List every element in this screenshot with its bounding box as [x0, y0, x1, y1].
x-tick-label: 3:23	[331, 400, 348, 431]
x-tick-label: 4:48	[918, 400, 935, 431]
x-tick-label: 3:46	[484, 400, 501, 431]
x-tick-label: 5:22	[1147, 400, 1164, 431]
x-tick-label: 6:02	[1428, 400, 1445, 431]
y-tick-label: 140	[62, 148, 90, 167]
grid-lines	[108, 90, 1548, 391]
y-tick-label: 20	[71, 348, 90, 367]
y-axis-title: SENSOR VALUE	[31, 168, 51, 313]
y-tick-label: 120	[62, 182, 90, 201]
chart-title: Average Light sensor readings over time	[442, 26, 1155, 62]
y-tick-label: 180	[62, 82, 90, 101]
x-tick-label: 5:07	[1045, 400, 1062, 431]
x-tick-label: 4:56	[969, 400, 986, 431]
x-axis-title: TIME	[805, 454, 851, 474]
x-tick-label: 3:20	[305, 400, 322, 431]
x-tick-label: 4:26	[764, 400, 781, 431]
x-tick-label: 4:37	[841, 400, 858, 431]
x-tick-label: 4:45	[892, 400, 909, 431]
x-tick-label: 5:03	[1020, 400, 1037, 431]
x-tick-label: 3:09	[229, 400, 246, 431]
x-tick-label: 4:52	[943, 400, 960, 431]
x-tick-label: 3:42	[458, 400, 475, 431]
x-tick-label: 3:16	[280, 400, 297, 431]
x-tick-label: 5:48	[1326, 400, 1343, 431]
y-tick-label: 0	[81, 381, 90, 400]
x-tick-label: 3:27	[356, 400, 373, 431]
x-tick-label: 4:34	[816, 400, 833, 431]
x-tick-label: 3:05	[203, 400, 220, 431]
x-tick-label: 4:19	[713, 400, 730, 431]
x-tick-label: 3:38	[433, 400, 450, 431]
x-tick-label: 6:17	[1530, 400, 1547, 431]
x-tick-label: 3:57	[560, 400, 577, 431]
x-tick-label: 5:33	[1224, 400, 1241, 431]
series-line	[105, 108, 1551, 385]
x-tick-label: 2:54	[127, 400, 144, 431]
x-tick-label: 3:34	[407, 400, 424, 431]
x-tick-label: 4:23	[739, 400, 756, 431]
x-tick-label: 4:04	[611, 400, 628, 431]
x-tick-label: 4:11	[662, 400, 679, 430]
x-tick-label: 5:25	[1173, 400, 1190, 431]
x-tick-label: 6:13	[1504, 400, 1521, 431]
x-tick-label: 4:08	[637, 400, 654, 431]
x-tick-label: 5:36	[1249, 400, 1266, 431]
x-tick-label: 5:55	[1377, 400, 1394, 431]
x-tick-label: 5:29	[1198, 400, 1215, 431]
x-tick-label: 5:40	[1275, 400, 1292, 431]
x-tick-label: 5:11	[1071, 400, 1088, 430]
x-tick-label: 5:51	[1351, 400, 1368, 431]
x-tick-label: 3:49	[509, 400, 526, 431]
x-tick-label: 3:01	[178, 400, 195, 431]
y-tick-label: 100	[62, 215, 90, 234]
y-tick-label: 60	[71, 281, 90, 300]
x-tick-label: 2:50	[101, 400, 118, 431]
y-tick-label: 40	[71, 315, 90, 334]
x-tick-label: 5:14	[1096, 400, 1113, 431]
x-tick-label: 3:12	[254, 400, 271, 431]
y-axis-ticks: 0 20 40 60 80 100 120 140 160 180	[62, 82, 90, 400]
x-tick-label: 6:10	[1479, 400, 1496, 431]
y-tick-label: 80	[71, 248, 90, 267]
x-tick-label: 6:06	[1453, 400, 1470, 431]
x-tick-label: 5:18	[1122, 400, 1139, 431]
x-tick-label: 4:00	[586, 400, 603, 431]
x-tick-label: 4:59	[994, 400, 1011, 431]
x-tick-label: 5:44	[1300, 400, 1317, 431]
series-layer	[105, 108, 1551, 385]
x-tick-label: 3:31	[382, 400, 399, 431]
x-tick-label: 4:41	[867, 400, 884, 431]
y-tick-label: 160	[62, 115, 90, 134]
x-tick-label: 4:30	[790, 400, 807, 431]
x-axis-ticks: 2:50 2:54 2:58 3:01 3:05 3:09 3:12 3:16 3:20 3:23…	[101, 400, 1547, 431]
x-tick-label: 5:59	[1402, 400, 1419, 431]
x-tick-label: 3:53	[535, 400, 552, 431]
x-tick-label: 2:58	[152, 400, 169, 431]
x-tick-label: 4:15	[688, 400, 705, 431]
============================================================
__Problem__
Render all of the lines above as a Markdown table with the columns "No." and "Line". Give each line its row number in "No.", and leave out any blank lines.

__Task output__
| No. | Line |
|---|---|
| 1 | List every element in this screenshot with its bounding box as [x0, y0, x1, y1]. |
| 2 | x-tick-label: 3:23	[331, 400, 348, 431] |
| 3 | x-tick-label: 4:48	[918, 400, 935, 431] |
| 4 | x-tick-label: 3:46	[484, 400, 501, 431] |
| 5 | x-tick-label: 5:22	[1147, 400, 1164, 431] |
| 6 | x-tick-label: 6:02	[1428, 400, 1445, 431] |
| 7 | y-tick-label: 140	[62, 148, 90, 167] |
| 8 | grid-lines	[108, 90, 1548, 391] |
| 9 | y-tick-label: 20	[71, 348, 90, 367] |
| 10 | y-axis-title: SENSOR VALUE	[31, 168, 51, 313] |
| 11 | y-tick-label: 120	[62, 182, 90, 201] |
| 12 | chart-title: Average Light sensor readings over time	[442, 26, 1155, 62] |
| 13 | y-tick-label: 180	[62, 82, 90, 101] |
| 14 | x-tick-label: 5:07	[1045, 400, 1062, 431] |
| 15 | x-tick-label: 4:56	[969, 400, 986, 431] |
| 16 | x-axis-title: TIME	[805, 454, 851, 474] |
| 17 | x-tick-label: 3:20	[305, 400, 322, 431] |
| 18 | x-tick-label: 4:26	[764, 400, 781, 431] |
| 19 | x-tick-label: 4:37	[841, 400, 858, 431] |
| 20 | x-tick-label: 4:45	[892, 400, 909, 431] |
| 21 | x-tick-label: 5:03	[1020, 400, 1037, 431] |
| 22 | x-tick-label: 3:09	[229, 400, 246, 431] |
| 23 | x-tick-label: 4:52	[943, 400, 960, 431] |
| 24 | x-tick-label: 3:42	[458, 400, 475, 431] |
| 25 | x-tick-label: 3:16	[280, 400, 297, 431] |
| 26 | x-tick-label: 5:48	[1326, 400, 1343, 431] |
| 27 | y-tick-label: 0	[81, 381, 90, 400] |
| 28 | x-tick-label: 3:27	[356, 400, 373, 431] |
| 29 | x-tick-label: 4:34	[816, 400, 833, 431] |
| 30 | x-tick-label: 3:05	[203, 400, 220, 431] |
| 31 | x-tick-label: 4:19	[713, 400, 730, 431] |
| 32 | x-tick-label: 3:38	[433, 400, 450, 431] |
| 33 | x-tick-label: 6:17	[1530, 400, 1547, 431] |
| 34 | x-tick-label: 3:57	[560, 400, 577, 431] |
| 35 | x-tick-label: 5:33	[1224, 400, 1241, 431] |
| 36 | series-line	[105, 108, 1551, 385] |
| 37 | x-tick-label: 2:54	[127, 400, 144, 431] |
| 38 | x-tick-label: 3:34	[407, 400, 424, 431] |
| 39 | x-tick-label: 4:23	[739, 400, 756, 431] |
| 40 | x-tick-label: 4:04	[611, 400, 628, 431] |
| 41 | x-tick-label: 4:11	[662, 400, 679, 430] |
| 42 | x-tick-label: 5:25	[1173, 400, 1190, 431] |
| 43 | x-tick-label: 6:13	[1504, 400, 1521, 431] |
| 44 | x-tick-label: 4:08	[637, 400, 654, 431] |
| 45 | x-tick-label: 5:36	[1249, 400, 1266, 431] |
| 46 | x-tick-label: 5:55	[1377, 400, 1394, 431] |
| 47 | x-tick-label: 5:29	[1198, 400, 1215, 431] |
| 48 | x-tick-label: 5:40	[1275, 400, 1292, 431] |
| 49 | x-tick-label: 5:11	[1071, 400, 1088, 430] |
| 50 | x-tick-label: 5:51	[1351, 400, 1368, 431] |
| 51 | x-tick-label: 3:49	[509, 400, 526, 431] |
| 52 | x-tick-label: 3:01	[178, 400, 195, 431] |
| 53 | y-tick-label: 100	[62, 215, 90, 234] |
| 54 | y-tick-label: 60	[71, 281, 90, 300] |
| 55 | x-tick-label: 2:50	[101, 400, 118, 431] |
| 56 | y-tick-label: 40	[71, 315, 90, 334] |
| 57 | x-tick-label: 5:14	[1096, 400, 1113, 431] |
| 58 | x-tick-label: 3:12	[254, 400, 271, 431] |
| 59 | y-axis-ticks: 0 20 40 60 80 100 120 140 160 180	[62, 82, 90, 400] |
| 60 | x-tick-label: 6:10	[1479, 400, 1496, 431] |
| 61 | y-tick-label: 80	[71, 248, 90, 267] |
| 62 | x-tick-label: 6:06	[1453, 400, 1470, 431] |
| 63 | x-tick-label: 5:18	[1122, 400, 1139, 431] |
| 64 | x-tick-label: 4:00	[586, 400, 603, 431] |
| 65 | x-tick-label: 4:59	[994, 400, 1011, 431] |
| 66 | x-tick-label: 5:44	[1300, 400, 1317, 431] |
| 67 | series-layer	[105, 108, 1551, 385] |
| 68 | x-tick-label: 3:31	[382, 400, 399, 431] |
| 69 | x-tick-label: 4:41	[867, 400, 884, 431] |
| 70 | y-tick-label: 160	[62, 115, 90, 134] |
| 71 | x-tick-label: 4:30	[790, 400, 807, 431] |
| 72 | x-axis-ticks: 2:50 2:54 2:58 3:01 3:05 3:09 3:12 3:16 3:20 3:23…	[101, 400, 1547, 431] |
| 73 | x-tick-label: 5:59	[1402, 400, 1419, 431] |
| 74 | x-tick-label: 3:53	[535, 400, 552, 431] |
| 75 | x-tick-label: 2:58	[152, 400, 169, 431] |
| 76 | x-tick-label: 4:15	[688, 400, 705, 431] |